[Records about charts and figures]
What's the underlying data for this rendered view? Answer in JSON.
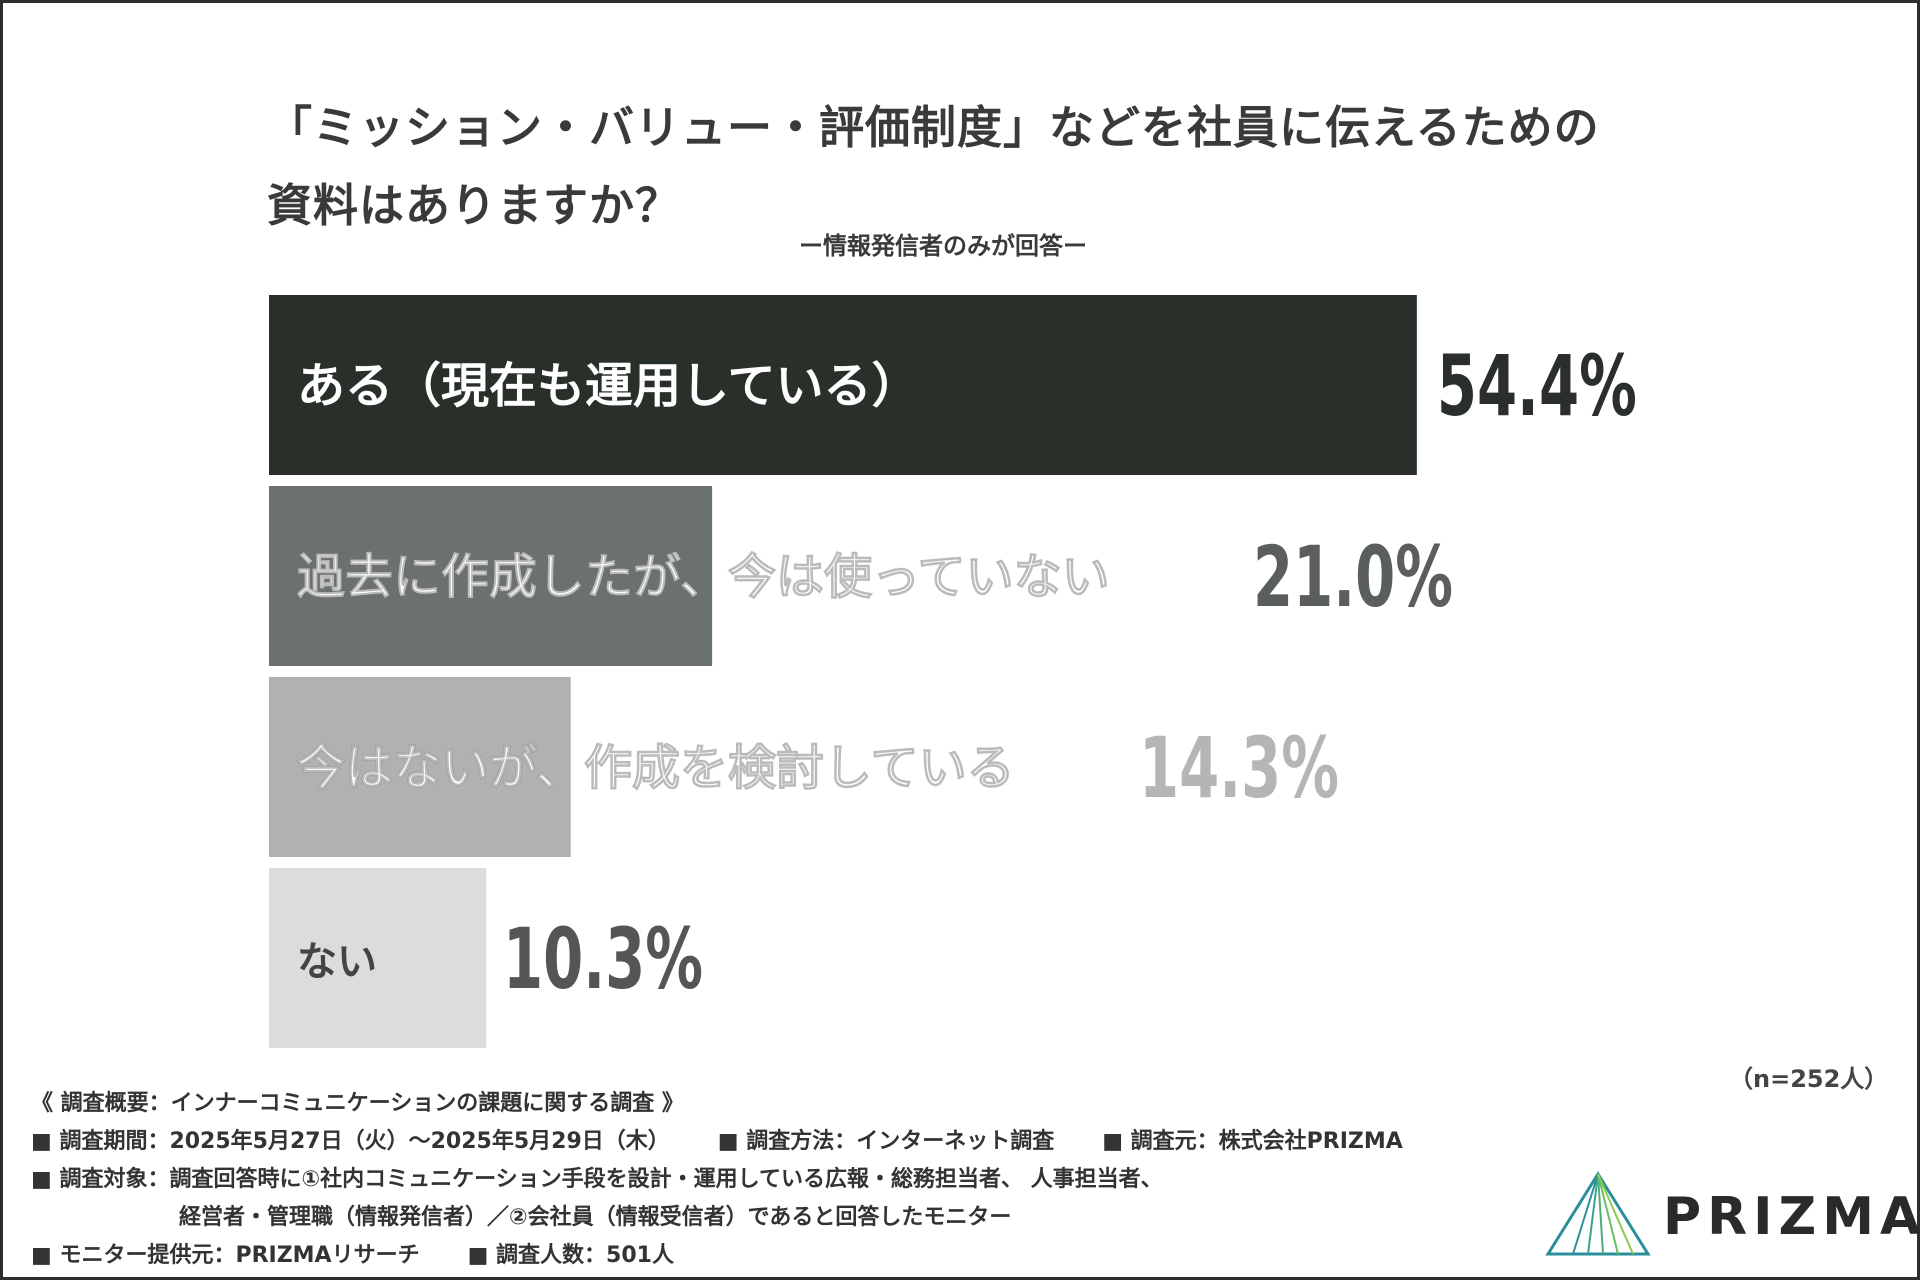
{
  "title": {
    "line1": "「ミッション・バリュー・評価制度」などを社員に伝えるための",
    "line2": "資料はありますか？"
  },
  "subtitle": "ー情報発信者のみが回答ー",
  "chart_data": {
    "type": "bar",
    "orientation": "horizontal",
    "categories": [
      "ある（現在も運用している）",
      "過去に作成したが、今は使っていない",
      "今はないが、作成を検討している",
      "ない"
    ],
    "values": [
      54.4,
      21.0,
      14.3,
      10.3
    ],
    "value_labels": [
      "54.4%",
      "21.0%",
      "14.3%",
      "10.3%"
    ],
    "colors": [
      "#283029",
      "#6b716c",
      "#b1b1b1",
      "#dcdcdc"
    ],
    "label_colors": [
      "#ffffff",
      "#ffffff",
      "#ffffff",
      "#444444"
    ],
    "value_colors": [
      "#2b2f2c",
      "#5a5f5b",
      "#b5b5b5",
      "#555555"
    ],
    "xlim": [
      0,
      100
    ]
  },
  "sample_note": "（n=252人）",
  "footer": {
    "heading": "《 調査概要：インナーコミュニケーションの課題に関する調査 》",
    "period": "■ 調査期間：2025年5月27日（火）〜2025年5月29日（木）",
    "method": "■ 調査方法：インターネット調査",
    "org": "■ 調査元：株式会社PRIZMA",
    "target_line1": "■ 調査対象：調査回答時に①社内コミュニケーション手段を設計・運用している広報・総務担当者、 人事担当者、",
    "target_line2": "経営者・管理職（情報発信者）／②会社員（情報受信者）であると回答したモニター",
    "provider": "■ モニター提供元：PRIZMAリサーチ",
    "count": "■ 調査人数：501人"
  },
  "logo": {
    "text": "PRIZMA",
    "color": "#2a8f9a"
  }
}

* * *

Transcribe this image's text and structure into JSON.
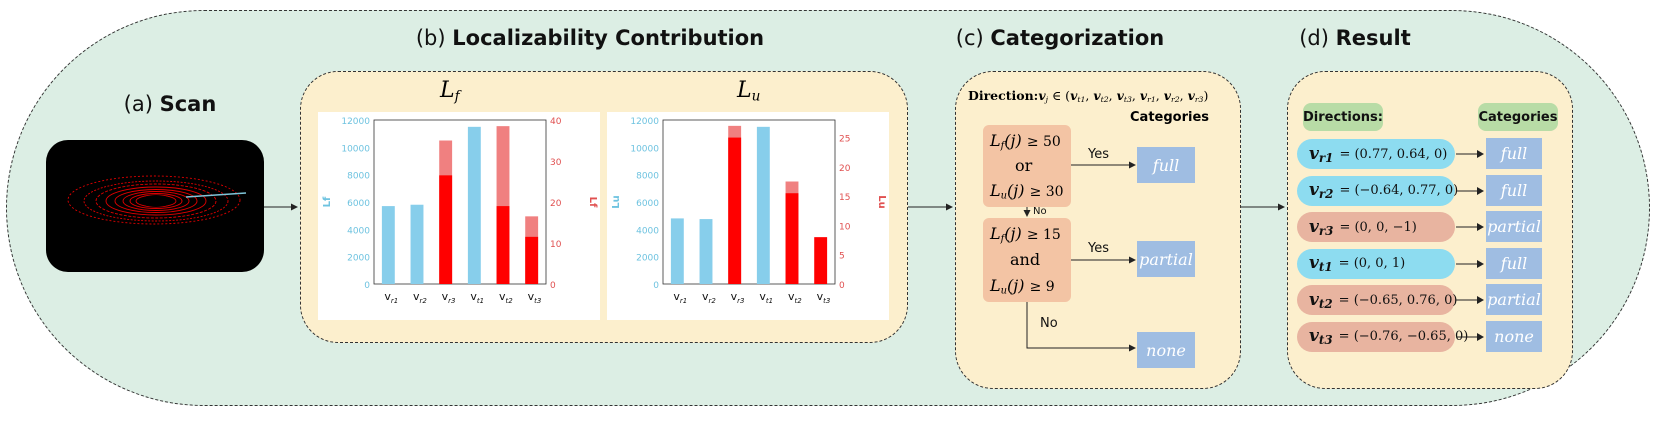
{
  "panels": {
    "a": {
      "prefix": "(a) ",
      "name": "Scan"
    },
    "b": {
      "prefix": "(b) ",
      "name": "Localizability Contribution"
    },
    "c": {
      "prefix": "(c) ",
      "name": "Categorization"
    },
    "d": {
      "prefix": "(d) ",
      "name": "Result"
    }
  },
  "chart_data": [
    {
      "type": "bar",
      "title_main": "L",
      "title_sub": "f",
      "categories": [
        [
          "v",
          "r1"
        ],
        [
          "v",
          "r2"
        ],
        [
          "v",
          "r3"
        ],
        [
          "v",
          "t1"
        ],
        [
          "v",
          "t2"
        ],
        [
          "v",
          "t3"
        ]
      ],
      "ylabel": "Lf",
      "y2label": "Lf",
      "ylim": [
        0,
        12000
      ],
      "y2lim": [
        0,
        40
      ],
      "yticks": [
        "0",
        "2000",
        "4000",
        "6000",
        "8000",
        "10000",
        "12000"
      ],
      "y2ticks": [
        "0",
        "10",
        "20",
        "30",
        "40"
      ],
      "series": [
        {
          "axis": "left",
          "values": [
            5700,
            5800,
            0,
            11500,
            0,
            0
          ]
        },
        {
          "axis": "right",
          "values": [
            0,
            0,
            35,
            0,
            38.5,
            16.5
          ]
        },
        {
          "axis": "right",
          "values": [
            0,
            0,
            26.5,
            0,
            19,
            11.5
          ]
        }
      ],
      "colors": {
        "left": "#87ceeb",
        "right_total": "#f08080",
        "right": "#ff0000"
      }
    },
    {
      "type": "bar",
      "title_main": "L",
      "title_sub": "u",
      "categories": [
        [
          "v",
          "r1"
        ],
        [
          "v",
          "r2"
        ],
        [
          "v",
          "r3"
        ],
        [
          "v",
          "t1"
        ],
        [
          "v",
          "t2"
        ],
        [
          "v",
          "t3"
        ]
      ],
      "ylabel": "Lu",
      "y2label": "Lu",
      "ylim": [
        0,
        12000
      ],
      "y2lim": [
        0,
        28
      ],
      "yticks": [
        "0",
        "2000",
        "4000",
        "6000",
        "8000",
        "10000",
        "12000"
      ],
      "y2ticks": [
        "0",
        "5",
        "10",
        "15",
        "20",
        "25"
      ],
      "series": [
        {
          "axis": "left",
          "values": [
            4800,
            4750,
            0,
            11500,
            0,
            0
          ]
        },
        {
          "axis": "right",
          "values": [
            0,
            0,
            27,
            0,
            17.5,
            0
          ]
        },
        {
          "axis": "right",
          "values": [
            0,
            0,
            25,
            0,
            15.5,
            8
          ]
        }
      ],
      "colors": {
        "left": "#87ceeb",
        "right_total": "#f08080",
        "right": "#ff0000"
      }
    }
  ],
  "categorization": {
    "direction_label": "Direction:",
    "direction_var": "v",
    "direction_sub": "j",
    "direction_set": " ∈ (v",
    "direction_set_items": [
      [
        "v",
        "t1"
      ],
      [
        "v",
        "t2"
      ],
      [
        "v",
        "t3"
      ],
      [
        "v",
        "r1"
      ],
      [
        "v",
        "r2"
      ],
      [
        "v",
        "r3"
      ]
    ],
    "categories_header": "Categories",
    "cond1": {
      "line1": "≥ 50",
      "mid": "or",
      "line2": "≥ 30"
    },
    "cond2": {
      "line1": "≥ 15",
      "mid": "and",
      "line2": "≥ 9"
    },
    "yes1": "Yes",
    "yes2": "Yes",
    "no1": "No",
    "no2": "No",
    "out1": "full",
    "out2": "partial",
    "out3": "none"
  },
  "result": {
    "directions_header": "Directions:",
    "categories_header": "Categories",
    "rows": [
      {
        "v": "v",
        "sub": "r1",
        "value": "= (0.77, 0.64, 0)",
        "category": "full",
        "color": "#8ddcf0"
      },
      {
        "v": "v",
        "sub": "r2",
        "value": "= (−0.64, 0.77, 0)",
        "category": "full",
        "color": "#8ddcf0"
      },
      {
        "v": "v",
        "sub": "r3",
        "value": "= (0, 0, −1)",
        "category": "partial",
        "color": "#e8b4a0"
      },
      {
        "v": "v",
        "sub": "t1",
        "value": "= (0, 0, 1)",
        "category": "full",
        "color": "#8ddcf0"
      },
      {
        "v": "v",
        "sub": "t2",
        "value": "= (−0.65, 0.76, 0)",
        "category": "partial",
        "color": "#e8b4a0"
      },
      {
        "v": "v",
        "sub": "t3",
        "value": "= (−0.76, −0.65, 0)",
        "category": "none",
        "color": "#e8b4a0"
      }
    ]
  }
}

__Stated goal__. Across the preceding material, how many lines contain the word "name"? State the number alone.

__The result__. 4